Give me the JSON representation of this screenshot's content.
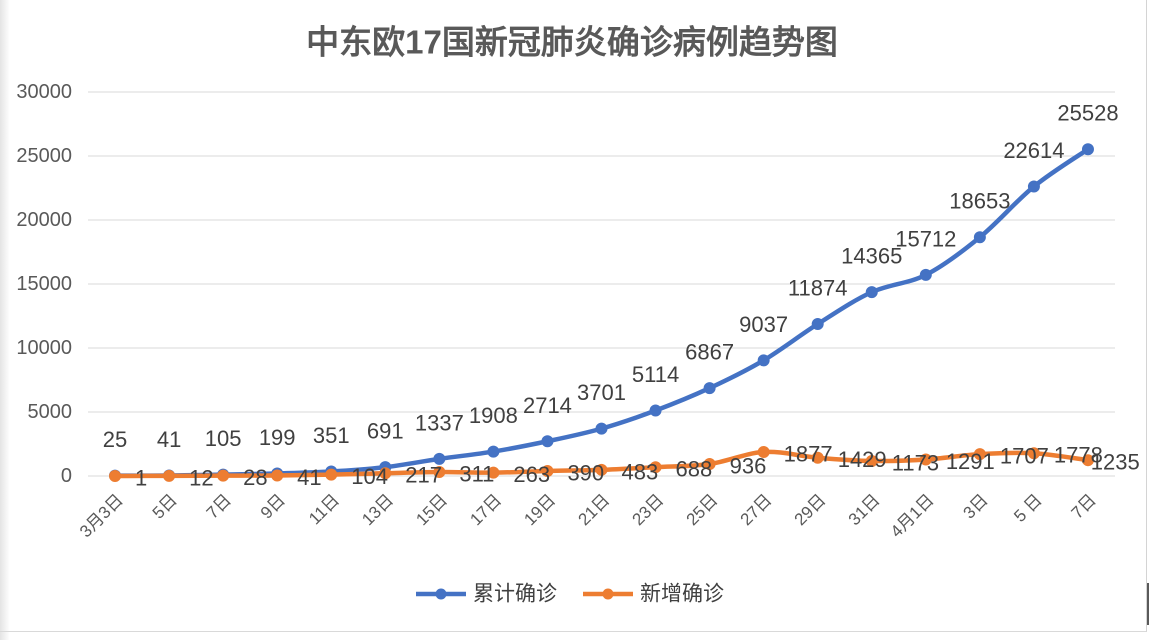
{
  "chart_data": {
    "type": "line",
    "title": "中东欧17国新冠肺炎确诊病例趋势图",
    "categories": [
      "3月3日",
      "5日",
      "7日",
      "9日",
      "11日",
      "13日",
      "15日",
      "17日",
      "19日",
      "21日",
      "23日",
      "25日",
      "27日",
      "29日",
      "31日",
      "4月1日",
      "3日",
      "5 日",
      "7日"
    ],
    "series": [
      {
        "name": "累计确诊",
        "color": "#4472C4",
        "values": [
          25,
          41,
          105,
          199,
          351,
          691,
          1337,
          1908,
          2714,
          3701,
          5114,
          6867,
          9037,
          11874,
          14365,
          15712,
          18653,
          22614,
          25528
        ]
      },
      {
        "name": "新增确诊",
        "color": "#ED7D31",
        "values": [
          1,
          12,
          28,
          41,
          104,
          217,
          311,
          263,
          390,
          483,
          688,
          936,
          1877,
          1429,
          1173,
          1291,
          1707,
          1778,
          1235
        ]
      }
    ],
    "ylim": [
      0,
      30000
    ],
    "yticks": [
      0,
      5000,
      10000,
      15000,
      20000,
      25000,
      30000
    ],
    "grid": true,
    "legend": "bottom",
    "data_labels": true,
    "smooth": true
  }
}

◆ **WHAT THE TASK ASKS**
Copy out all the records exactly, excluding pictures.

◆ **OUTPUT**
Give me the JSON representation of this screenshot's content.
{
  "chart_data": {
    "type": "line",
    "title": "中东欧17国新冠肺炎确诊病例趋势图",
    "categories": [
      "3月3日",
      "5日",
      "7日",
      "9日",
      "11日",
      "13日",
      "15日",
      "17日",
      "19日",
      "21日",
      "23日",
      "25日",
      "27日",
      "29日",
      "31日",
      "4月1日",
      "3日",
      "5 日",
      "7日"
    ],
    "series": [
      {
        "name": "累计确诊",
        "color": "#4472C4",
        "values": [
          25,
          41,
          105,
          199,
          351,
          691,
          1337,
          1908,
          2714,
          3701,
          5114,
          6867,
          9037,
          11874,
          14365,
          15712,
          18653,
          22614,
          25528
        ]
      },
      {
        "name": "新增确诊",
        "color": "#ED7D31",
        "values": [
          1,
          12,
          28,
          41,
          104,
          217,
          311,
          263,
          390,
          483,
          688,
          936,
          1877,
          1429,
          1173,
          1291,
          1707,
          1778,
          1235
        ]
      }
    ],
    "ylim": [
      0,
      30000
    ],
    "yticks": [
      0,
      5000,
      10000,
      15000,
      20000,
      25000,
      30000
    ],
    "grid": true,
    "legend": "bottom",
    "data_labels": true,
    "smooth": true
  }
}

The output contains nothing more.